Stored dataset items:
★ ★ ★ ★
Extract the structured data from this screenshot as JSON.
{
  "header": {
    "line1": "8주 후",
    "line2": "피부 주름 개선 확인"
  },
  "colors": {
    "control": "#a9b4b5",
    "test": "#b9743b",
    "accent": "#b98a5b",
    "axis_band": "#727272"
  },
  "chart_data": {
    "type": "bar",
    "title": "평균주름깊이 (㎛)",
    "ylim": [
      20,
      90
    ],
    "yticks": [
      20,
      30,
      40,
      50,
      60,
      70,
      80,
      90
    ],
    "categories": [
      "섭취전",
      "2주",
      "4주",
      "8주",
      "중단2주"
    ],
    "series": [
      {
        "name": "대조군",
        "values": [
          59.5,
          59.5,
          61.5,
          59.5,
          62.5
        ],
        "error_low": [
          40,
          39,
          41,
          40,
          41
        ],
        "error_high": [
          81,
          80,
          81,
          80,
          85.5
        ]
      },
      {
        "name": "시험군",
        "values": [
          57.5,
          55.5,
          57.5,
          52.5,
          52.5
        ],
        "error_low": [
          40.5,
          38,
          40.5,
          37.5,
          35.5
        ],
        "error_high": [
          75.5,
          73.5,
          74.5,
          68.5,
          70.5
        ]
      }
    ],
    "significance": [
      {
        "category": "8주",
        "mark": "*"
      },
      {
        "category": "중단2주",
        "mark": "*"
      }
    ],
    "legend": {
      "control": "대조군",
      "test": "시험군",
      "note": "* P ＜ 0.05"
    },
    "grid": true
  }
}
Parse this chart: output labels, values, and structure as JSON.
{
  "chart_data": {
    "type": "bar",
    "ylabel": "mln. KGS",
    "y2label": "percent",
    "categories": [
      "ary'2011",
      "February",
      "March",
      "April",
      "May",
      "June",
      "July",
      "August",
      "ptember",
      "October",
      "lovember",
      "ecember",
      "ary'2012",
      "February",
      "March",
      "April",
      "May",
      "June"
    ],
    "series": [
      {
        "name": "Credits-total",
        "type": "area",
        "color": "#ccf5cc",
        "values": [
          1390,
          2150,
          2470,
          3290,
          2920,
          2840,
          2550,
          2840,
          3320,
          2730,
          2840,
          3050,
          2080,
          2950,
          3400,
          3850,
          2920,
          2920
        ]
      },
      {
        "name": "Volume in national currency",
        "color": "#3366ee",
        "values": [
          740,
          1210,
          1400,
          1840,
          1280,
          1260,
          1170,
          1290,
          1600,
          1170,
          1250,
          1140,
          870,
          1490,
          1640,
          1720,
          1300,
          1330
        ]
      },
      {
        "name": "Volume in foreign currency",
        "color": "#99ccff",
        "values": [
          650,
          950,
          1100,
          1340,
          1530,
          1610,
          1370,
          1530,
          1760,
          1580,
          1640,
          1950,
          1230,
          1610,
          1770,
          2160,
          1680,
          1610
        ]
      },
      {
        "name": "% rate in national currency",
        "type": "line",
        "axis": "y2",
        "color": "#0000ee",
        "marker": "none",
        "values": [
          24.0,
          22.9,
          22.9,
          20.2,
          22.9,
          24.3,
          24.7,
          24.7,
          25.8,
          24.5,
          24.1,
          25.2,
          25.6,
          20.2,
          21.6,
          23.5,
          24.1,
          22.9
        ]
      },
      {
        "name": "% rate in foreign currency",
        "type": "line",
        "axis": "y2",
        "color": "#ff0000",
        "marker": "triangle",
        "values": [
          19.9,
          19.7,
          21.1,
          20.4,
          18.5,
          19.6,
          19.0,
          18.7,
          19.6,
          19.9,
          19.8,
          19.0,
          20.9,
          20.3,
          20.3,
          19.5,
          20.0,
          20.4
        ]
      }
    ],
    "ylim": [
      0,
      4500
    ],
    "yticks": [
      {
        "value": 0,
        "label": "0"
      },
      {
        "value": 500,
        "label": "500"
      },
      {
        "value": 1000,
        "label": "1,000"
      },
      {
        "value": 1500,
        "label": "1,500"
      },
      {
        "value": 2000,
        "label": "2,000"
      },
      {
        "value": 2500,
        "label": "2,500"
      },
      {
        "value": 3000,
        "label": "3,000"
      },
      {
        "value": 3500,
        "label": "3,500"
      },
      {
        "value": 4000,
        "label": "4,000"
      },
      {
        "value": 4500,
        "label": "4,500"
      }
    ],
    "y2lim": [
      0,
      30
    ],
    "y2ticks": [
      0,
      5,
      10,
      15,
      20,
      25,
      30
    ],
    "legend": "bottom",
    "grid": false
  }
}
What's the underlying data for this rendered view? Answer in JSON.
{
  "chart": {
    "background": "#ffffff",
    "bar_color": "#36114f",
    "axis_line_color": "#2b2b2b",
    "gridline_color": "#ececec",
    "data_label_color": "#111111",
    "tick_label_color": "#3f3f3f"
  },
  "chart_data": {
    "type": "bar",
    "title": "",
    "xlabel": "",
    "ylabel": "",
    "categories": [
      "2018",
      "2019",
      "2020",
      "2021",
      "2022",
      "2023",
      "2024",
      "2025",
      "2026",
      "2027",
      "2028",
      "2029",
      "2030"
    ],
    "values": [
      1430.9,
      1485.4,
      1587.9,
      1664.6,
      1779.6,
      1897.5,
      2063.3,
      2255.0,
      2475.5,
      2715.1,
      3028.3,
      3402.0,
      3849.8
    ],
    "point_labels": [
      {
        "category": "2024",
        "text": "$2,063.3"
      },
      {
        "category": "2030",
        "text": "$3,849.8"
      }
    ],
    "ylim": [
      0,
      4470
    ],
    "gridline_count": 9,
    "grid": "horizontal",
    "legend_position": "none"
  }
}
★ ★ ★ ★
§ WORK REQUIRED
Retype each record exactly, leaving nothing out.

§ ANSWER TO THE TASK
Extract the structured data from this screenshot as JSON.
{
  "header": {
    "line1": "8주 후",
    "line2": "피부 주름 개선 확인"
  },
  "colors": {
    "control": "#a9b4b5",
    "test": "#b9743b",
    "accent": "#b98a5b",
    "axis_band": "#727272"
  },
  "chart_data": {
    "type": "bar",
    "title": "평균주름깊이 (㎛)",
    "ylim": [
      20,
      90
    ],
    "yticks": [
      20,
      30,
      40,
      50,
      60,
      70,
      80,
      90
    ],
    "categories": [
      "섭취전",
      "2주",
      "4주",
      "8주",
      "중단2주"
    ],
    "series": [
      {
        "name": "대조군",
        "values": [
          59.5,
          59.5,
          61.5,
          59.5,
          62.5
        ],
        "error_low": [
          40,
          39,
          41,
          40,
          41
        ],
        "error_high": [
          81,
          80,
          81,
          80,
          85.5
        ]
      },
      {
        "name": "시험군",
        "values": [
          57.5,
          55.5,
          57.5,
          52.5,
          52.5
        ],
        "error_low": [
          40.5,
          38,
          40.5,
          37.5,
          35.5
        ],
        "error_high": [
          75.5,
          73.5,
          74.5,
          68.5,
          70.5
        ]
      }
    ],
    "significance": [
      {
        "category": "8주",
        "mark": "*"
      },
      {
        "category": "중단2주",
        "mark": "*"
      }
    ],
    "legend": {
      "control": "대조군",
      "test": "시험군",
      "note": "* P ＜ 0.05"
    },
    "grid": true
  }
}
Parse this chart: output labels, values, and structure as JSON.
{
  "chart_data": {
    "type": "bar",
    "ylabel": "mln. KGS",
    "y2label": "percent",
    "categories": [
      "ary'2011",
      "February",
      "March",
      "April",
      "May",
      "June",
      "July",
      "August",
      "ptember",
      "October",
      "lovember",
      "ecember",
      "ary'2012",
      "February",
      "March",
      "April",
      "May",
      "June"
    ],
    "series": [
      {
        "name": "Credits-total",
        "type": "area",
        "color": "#ccf5cc",
        "values": [
          1390,
          2150,
          2470,
          3290,
          2920,
          2840,
          2550,
          2840,
          3320,
          2730,
          2840,
          3050,
          2080,
          2950,
          3400,
          3850,
          2920,
          2920
        ]
      },
      {
        "name": "Volume in national currency",
        "color": "#3366ee",
        "values": [
          740,
          1210,
          1400,
          1840,
          1280,
          1260,
          1170,
          1290,
          1600,
          1170,
          1250,
          1140,
          870,
          1490,
          1640,
          1720,
          1300,
          1330
        ]
      },
      {
        "name": "Volume in foreign currency",
        "color": "#99ccff",
        "values": [
          650,
          950,
          1100,
          1340,
          1530,
          1610,
          1370,
          1530,
          1760,
          1580,
          1640,
          1950,
          1230,
          1610,
          1770,
          2160,
          1680,
          1610
        ]
      },
      {
        "name": "% rate in national currency",
        "type": "line",
        "axis": "y2",
        "color": "#0000ee",
        "marker": "none",
        "values": [
          24.0,
          22.9,
          22.9,
          20.2,
          22.9,
          24.3,
          24.7,
          24.7,
          25.8,
          24.5,
          24.1,
          25.2,
          25.6,
          20.2,
          21.6,
          23.5,
          24.1,
          22.9
        ]
      },
      {
        "name": "% rate in foreign currency",
        "type": "line",
        "axis": "y2",
        "color": "#ff0000",
        "marker": "triangle",
        "values": [
          19.9,
          19.7,
          21.1,
          20.4,
          18.5,
          19.6,
          19.0,
          18.7,
          19.6,
          19.9,
          19.8,
          19.0,
          20.9,
          20.3,
          20.3,
          19.5,
          20.0,
          20.4
        ]
      }
    ],
    "ylim": [
      0,
      4500
    ],
    "yticks": [
      {
        "value": 0,
        "label": "0"
      },
      {
        "value": 500,
        "label": "500"
      },
      {
        "value": 1000,
        "label": "1,000"
      },
      {
        "value": 1500,
        "label": "1,500"
      },
      {
        "value": 2000,
        "label": "2,000"
      },
      {
        "value": 2500,
        "label": "2,500"
      },
      {
        "value": 3000,
        "label": "3,000"
      },
      {
        "value": 3500,
        "label": "3,500"
      },
      {
        "value": 4000,
        "label": "4,000"
      },
      {
        "value": 4500,
        "label": "4,500"
      }
    ],
    "y2lim": [
      0,
      30
    ],
    "y2ticks": [
      0,
      5,
      10,
      15,
      20,
      25,
      30
    ],
    "legend": "bottom",
    "grid": false
  }
}
What's the underlying data for this rendered view? Answer in JSON.
{
  "chart": {
    "background": "#ffffff",
    "bar_color": "#36114f",
    "axis_line_color": "#2b2b2b",
    "gridline_color": "#ececec",
    "data_label_color": "#111111",
    "tick_label_color": "#3f3f3f"
  },
  "chart_data": {
    "type": "bar",
    "title": "",
    "xlabel": "",
    "ylabel": "",
    "categories": [
      "2018",
      "2019",
      "2020",
      "2021",
      "2022",
      "2023",
      "2024",
      "2025",
      "2026",
      "2027",
      "2028",
      "2029",
      "2030"
    ],
    "values": [
      1430.9,
      1485.4,
      1587.9,
      1664.6,
      1779.6,
      1897.5,
      2063.3,
      2255.0,
      2475.5,
      2715.1,
      3028.3,
      3402.0,
      3849.8
    ],
    "point_labels": [
      {
        "category": "2024",
        "text": "$2,063.3"
      },
      {
        "category": "2030",
        "text": "$3,849.8"
      }
    ],
    "ylim": [
      0,
      4470
    ],
    "gridline_count": 9,
    "grid": "horizontal",
    "legend_position": "none"
  }
}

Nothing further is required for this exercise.